Copy all the data exactly, except the pictures.

### Available data:
— begin —

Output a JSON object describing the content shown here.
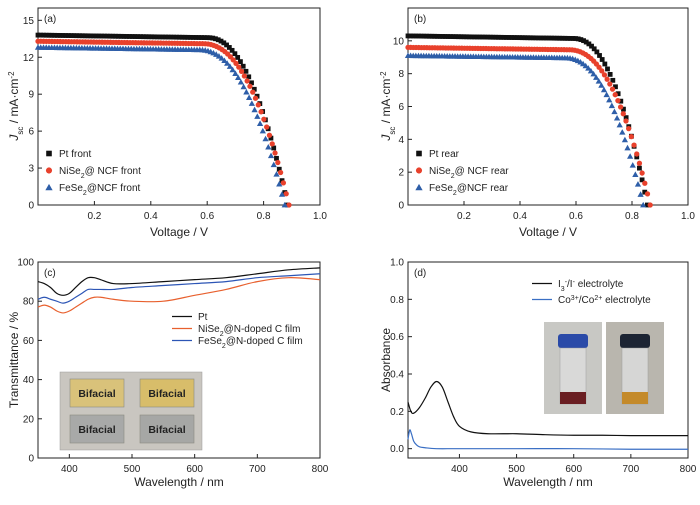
{
  "chart_data": [
    {
      "type": "scatter",
      "panel_label": "(a)",
      "xlabel": "Voltage / V",
      "ylabel_main": "J",
      "ylabel_sub": "sc",
      "ylabel_unit": " / mA·cm",
      "ylabel_sup": "-2",
      "xlim": [
        0,
        1.0
      ],
      "ylim": [
        0,
        16
      ],
      "xticks": [
        0.2,
        0.4,
        0.6,
        0.8,
        1.0
      ],
      "xticklabels": [
        "0.2",
        "0.4",
        "0.6",
        "0.8",
        "1.0"
      ],
      "yticks": [
        0,
        3,
        6,
        9,
        12,
        15
      ],
      "yticklabels": [
        "0",
        "3",
        "6",
        "9",
        "12",
        "15"
      ],
      "legend_position": "center-left",
      "series": [
        {
          "name": "Pt front",
          "legend_main": "Pt front",
          "legend_sub": "",
          "legend_rest": "",
          "marker": "square",
          "color": "#111111",
          "jsc": 13.8,
          "voc": 0.885,
          "knee": 0.6
        },
        {
          "name": "NiSe2@ NCF front",
          "legend_main": "NiSe",
          "legend_sub": "2",
          "legend_rest": "@ NCF front",
          "marker": "circle",
          "color": "#e8412c",
          "jsc": 13.3,
          "voc": 0.89,
          "knee": 0.585
        },
        {
          "name": "FeSe2@NCF front",
          "legend_main": "FeSe",
          "legend_sub": "2",
          "legend_rest": "@NCF  front",
          "marker": "triangle",
          "color": "#2e5ea8",
          "jsc": 12.8,
          "voc": 0.875,
          "knee": 0.57
        }
      ]
    },
    {
      "type": "scatter",
      "panel_label": "(b)",
      "xlabel": "Voltage / V",
      "ylabel_main": "J",
      "ylabel_sub": "sc",
      "ylabel_unit": " / mA·cm",
      "ylabel_sup": "-2",
      "xlim": [
        0,
        1.0
      ],
      "ylim": [
        0,
        12
      ],
      "xticks": [
        0.2,
        0.4,
        0.6,
        0.8,
        1.0
      ],
      "xticklabels": [
        "0.2",
        "0.4",
        "0.6",
        "0.8",
        "1.0"
      ],
      "yticks": [
        0,
        2,
        4,
        6,
        8,
        10
      ],
      "yticklabels": [
        "0",
        "2",
        "4",
        "6",
        "8",
        "10"
      ],
      "legend_position": "center-left",
      "series": [
        {
          "name": "Pt rear",
          "legend_main": "Pt rear",
          "legend_sub": "",
          "legend_rest": "",
          "marker": "square",
          "color": "#111111",
          "jsc": 10.3,
          "voc": 0.855,
          "knee": 0.59
        },
        {
          "name": "NiSe2@ NCF rear",
          "legend_main": "NiSe",
          "legend_sub": "2",
          "legend_rest": "@ NCF rear",
          "marker": "circle",
          "color": "#e8412c",
          "jsc": 9.6,
          "voc": 0.865,
          "knee": 0.575
        },
        {
          "name": "FeSe2@NCF rear",
          "legend_main": "FeSe",
          "legend_sub": "2",
          "legend_rest": "@NCF rear",
          "marker": "triangle",
          "color": "#2e5ea8",
          "jsc": 9.1,
          "voc": 0.84,
          "knee": 0.56
        }
      ]
    },
    {
      "type": "line",
      "panel_label": "(c)",
      "xlabel": "Wavelength / nm",
      "ylabel": "Transmittance / %",
      "xlim": [
        350,
        800
      ],
      "ylim": [
        0,
        100
      ],
      "xticks": [
        400,
        500,
        600,
        700,
        800
      ],
      "xticklabels": [
        "400",
        "500",
        "600",
        "700",
        "800"
      ],
      "yticks": [
        0,
        20,
        40,
        60,
        80,
        100
      ],
      "yticklabels": [
        "0",
        "20",
        "40",
        "60",
        "80",
        "100"
      ],
      "legend_position": "center-right",
      "series": [
        {
          "name": "Pt",
          "color": "#111111",
          "x": [
            350,
            360,
            370,
            380,
            390,
            400,
            410,
            420,
            430,
            440,
            450,
            470,
            500,
            550,
            600,
            650,
            700,
            750,
            800
          ],
          "y": [
            90,
            89,
            87,
            84,
            83,
            84,
            87,
            90,
            92,
            92,
            91,
            89,
            89,
            90,
            91,
            92,
            94,
            96,
            97
          ]
        },
        {
          "name": "NiSe2@N-doped C film",
          "legend_main": "NiSe",
          "legend_sub": "2",
          "legend_rest": "@N-doped C film",
          "color": "#e8602e",
          "x": [
            350,
            360,
            370,
            380,
            390,
            400,
            410,
            420,
            430,
            440,
            450,
            470,
            500,
            550,
            600,
            650,
            700,
            750,
            800
          ],
          "y": [
            77,
            78,
            77,
            75,
            74,
            75,
            77,
            79,
            81,
            82,
            82,
            81,
            80,
            80,
            83,
            86,
            90,
            92,
            91
          ]
        },
        {
          "name": "FeSe2@N-doped C film",
          "legend_main": "FeSe",
          "legend_sub": "2",
          "legend_rest": "@N-doped C film",
          "color": "#2c55b5",
          "x": [
            350,
            360,
            370,
            380,
            390,
            400,
            410,
            420,
            430,
            440,
            450,
            470,
            500,
            550,
            600,
            650,
            700,
            750,
            800
          ],
          "y": [
            81,
            82,
            81,
            80,
            79,
            80,
            82,
            84,
            86,
            86,
            86,
            86,
            87,
            88,
            89,
            90,
            92,
            93,
            94
          ]
        }
      ],
      "inset_labels": [
        "Bifacial",
        "Bifacial",
        "Bifacial",
        "Bifacial"
      ]
    },
    {
      "type": "line",
      "panel_label": "(d)",
      "xlabel": "Wavelength / nm",
      "ylabel": "Absorbance",
      "xlim": [
        310,
        800
      ],
      "ylim": [
        -0.05,
        1.0
      ],
      "xticks": [
        400,
        500,
        600,
        700,
        800
      ],
      "xticklabels": [
        "400",
        "500",
        "600",
        "700",
        "800"
      ],
      "yticks": [
        0.0,
        0.2,
        0.4,
        0.6,
        0.8,
        1.0
      ],
      "yticklabels": [
        "0.0",
        "0.2",
        "0.4",
        "0.6",
        "0.8",
        "1.0"
      ],
      "legend_position": "top-center",
      "series": [
        {
          "name": "I3-/I- electrolyte",
          "color": "#111111",
          "x": [
            310,
            315,
            320,
            330,
            340,
            350,
            360,
            370,
            380,
            390,
            400,
            420,
            450,
            500,
            550,
            600,
            650,
            700,
            750,
            800
          ],
          "y": [
            0.25,
            0.2,
            0.19,
            0.22,
            0.27,
            0.33,
            0.36,
            0.33,
            0.25,
            0.17,
            0.12,
            0.09,
            0.08,
            0.08,
            0.075,
            0.072,
            0.072,
            0.07,
            0.07,
            0.07
          ]
        },
        {
          "name": "Co3+/Co2+ electrolyte",
          "color": "#3a6fc4",
          "x": [
            310,
            313,
            316,
            320,
            325,
            330,
            340,
            360,
            400,
            500,
            600,
            700,
            800
          ],
          "y": [
            0.05,
            0.1,
            0.08,
            0.04,
            0.02,
            0.01,
            0.005,
            0.0,
            0.0,
            0.0,
            0.0,
            -0.003,
            -0.003
          ]
        }
      ]
    }
  ],
  "legend_d": {
    "l1_a": "I",
    "l1_sub": "3",
    "l1_sup": "-",
    "l1_b": "/I",
    "l1_sup2": "-",
    "l1_c": " electrolyte",
    "l2_a": "Co",
    "l2_sup": "3+",
    "l2_b": "/Co",
    "l2_sup2": "2+",
    "l2_c": " electrolyte"
  }
}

— end —

### Result of this exercise:
Output a JSON object describing the content shown here.
{
  "chart_data": [
    {
      "type": "scatter",
      "panel_label": "(a)",
      "xlabel": "Voltage / V",
      "ylabel_main": "J",
      "ylabel_sub": "sc",
      "ylabel_unit": " / mA·cm",
      "ylabel_sup": "-2",
      "xlim": [
        0,
        1.0
      ],
      "ylim": [
        0,
        16
      ],
      "xticks": [
        0.2,
        0.4,
        0.6,
        0.8,
        1.0
      ],
      "xticklabels": [
        "0.2",
        "0.4",
        "0.6",
        "0.8",
        "1.0"
      ],
      "yticks": [
        0,
        3,
        6,
        9,
        12,
        15
      ],
      "yticklabels": [
        "0",
        "3",
        "6",
        "9",
        "12",
        "15"
      ],
      "legend_position": "center-left",
      "series": [
        {
          "name": "Pt front",
          "legend_main": "Pt front",
          "legend_sub": "",
          "legend_rest": "",
          "marker": "square",
          "color": "#111111",
          "jsc": 13.8,
          "voc": 0.885,
          "knee": 0.6
        },
        {
          "name": "NiSe2@ NCF front",
          "legend_main": "NiSe",
          "legend_sub": "2",
          "legend_rest": "@ NCF front",
          "marker": "circle",
          "color": "#e8412c",
          "jsc": 13.3,
          "voc": 0.89,
          "knee": 0.585
        },
        {
          "name": "FeSe2@NCF front",
          "legend_main": "FeSe",
          "legend_sub": "2",
          "legend_rest": "@NCF  front",
          "marker": "triangle",
          "color": "#2e5ea8",
          "jsc": 12.8,
          "voc": 0.875,
          "knee": 0.57
        }
      ]
    },
    {
      "type": "scatter",
      "panel_label": "(b)",
      "xlabel": "Voltage / V",
      "ylabel_main": "J",
      "ylabel_sub": "sc",
      "ylabel_unit": " / mA·cm",
      "ylabel_sup": "-2",
      "xlim": [
        0,
        1.0
      ],
      "ylim": [
        0,
        12
      ],
      "xticks": [
        0.2,
        0.4,
        0.6,
        0.8,
        1.0
      ],
      "xticklabels": [
        "0.2",
        "0.4",
        "0.6",
        "0.8",
        "1.0"
      ],
      "yticks": [
        0,
        2,
        4,
        6,
        8,
        10
      ],
      "yticklabels": [
        "0",
        "2",
        "4",
        "6",
        "8",
        "10"
      ],
      "legend_position": "center-left",
      "series": [
        {
          "name": "Pt rear",
          "legend_main": "Pt rear",
          "legend_sub": "",
          "legend_rest": "",
          "marker": "square",
          "color": "#111111",
          "jsc": 10.3,
          "voc": 0.855,
          "knee": 0.59
        },
        {
          "name": "NiSe2@ NCF rear",
          "legend_main": "NiSe",
          "legend_sub": "2",
          "legend_rest": "@ NCF rear",
          "marker": "circle",
          "color": "#e8412c",
          "jsc": 9.6,
          "voc": 0.865,
          "knee": 0.575
        },
        {
          "name": "FeSe2@NCF rear",
          "legend_main": "FeSe",
          "legend_sub": "2",
          "legend_rest": "@NCF rear",
          "marker": "triangle",
          "color": "#2e5ea8",
          "jsc": 9.1,
          "voc": 0.84,
          "knee": 0.56
        }
      ]
    },
    {
      "type": "line",
      "panel_label": "(c)",
      "xlabel": "Wavelength / nm",
      "ylabel": "Transmittance / %",
      "xlim": [
        350,
        800
      ],
      "ylim": [
        0,
        100
      ],
      "xticks": [
        400,
        500,
        600,
        700,
        800
      ],
      "xticklabels": [
        "400",
        "500",
        "600",
        "700",
        "800"
      ],
      "yticks": [
        0,
        20,
        40,
        60,
        80,
        100
      ],
      "yticklabels": [
        "0",
        "20",
        "40",
        "60",
        "80",
        "100"
      ],
      "legend_position": "center-right",
      "series": [
        {
          "name": "Pt",
          "color": "#111111",
          "x": [
            350,
            360,
            370,
            380,
            390,
            400,
            410,
            420,
            430,
            440,
            450,
            470,
            500,
            550,
            600,
            650,
            700,
            750,
            800
          ],
          "y": [
            90,
            89,
            87,
            84,
            83,
            84,
            87,
            90,
            92,
            92,
            91,
            89,
            89,
            90,
            91,
            92,
            94,
            96,
            97
          ]
        },
        {
          "name": "NiSe2@N-doped C film",
          "legend_main": "NiSe",
          "legend_sub": "2",
          "legend_rest": "@N-doped C film",
          "color": "#e8602e",
          "x": [
            350,
            360,
            370,
            380,
            390,
            400,
            410,
            420,
            430,
            440,
            450,
            470,
            500,
            550,
            600,
            650,
            700,
            750,
            800
          ],
          "y": [
            77,
            78,
            77,
            75,
            74,
            75,
            77,
            79,
            81,
            82,
            82,
            81,
            80,
            80,
            83,
            86,
            90,
            92,
            91
          ]
        },
        {
          "name": "FeSe2@N-doped C film",
          "legend_main": "FeSe",
          "legend_sub": "2",
          "legend_rest": "@N-doped C film",
          "color": "#2c55b5",
          "x": [
            350,
            360,
            370,
            380,
            390,
            400,
            410,
            420,
            430,
            440,
            450,
            470,
            500,
            550,
            600,
            650,
            700,
            750,
            800
          ],
          "y": [
            81,
            82,
            81,
            80,
            79,
            80,
            82,
            84,
            86,
            86,
            86,
            86,
            87,
            88,
            89,
            90,
            92,
            93,
            94
          ]
        }
      ],
      "inset_labels": [
        "Bifacial",
        "Bifacial",
        "Bifacial",
        "Bifacial"
      ]
    },
    {
      "type": "line",
      "panel_label": "(d)",
      "xlabel": "Wavelength / nm",
      "ylabel": "Absorbance",
      "xlim": [
        310,
        800
      ],
      "ylim": [
        -0.05,
        1.0
      ],
      "xticks": [
        400,
        500,
        600,
        700,
        800
      ],
      "xticklabels": [
        "400",
        "500",
        "600",
        "700",
        "800"
      ],
      "yticks": [
        0.0,
        0.2,
        0.4,
        0.6,
        0.8,
        1.0
      ],
      "yticklabels": [
        "0.0",
        "0.2",
        "0.4",
        "0.6",
        "0.8",
        "1.0"
      ],
      "legend_position": "top-center",
      "series": [
        {
          "name": "I3-/I- electrolyte",
          "color": "#111111",
          "x": [
            310,
            315,
            320,
            330,
            340,
            350,
            360,
            370,
            380,
            390,
            400,
            420,
            450,
            500,
            550,
            600,
            650,
            700,
            750,
            800
          ],
          "y": [
            0.25,
            0.2,
            0.19,
            0.22,
            0.27,
            0.33,
            0.36,
            0.33,
            0.25,
            0.17,
            0.12,
            0.09,
            0.08,
            0.08,
            0.075,
            0.072,
            0.072,
            0.07,
            0.07,
            0.07
          ]
        },
        {
          "name": "Co3+/Co2+ electrolyte",
          "color": "#3a6fc4",
          "x": [
            310,
            313,
            316,
            320,
            325,
            330,
            340,
            360,
            400,
            500,
            600,
            700,
            800
          ],
          "y": [
            0.05,
            0.1,
            0.08,
            0.04,
            0.02,
            0.01,
            0.005,
            0.0,
            0.0,
            0.0,
            0.0,
            -0.003,
            -0.003
          ]
        }
      ]
    }
  ],
  "legend_d": {
    "l1_a": "I",
    "l1_sub": "3",
    "l1_sup": "-",
    "l1_b": "/I",
    "l1_sup2": "-",
    "l1_c": " electrolyte",
    "l2_a": "Co",
    "l2_sup": "3+",
    "l2_b": "/Co",
    "l2_sup2": "2+",
    "l2_c": " electrolyte"
  }
}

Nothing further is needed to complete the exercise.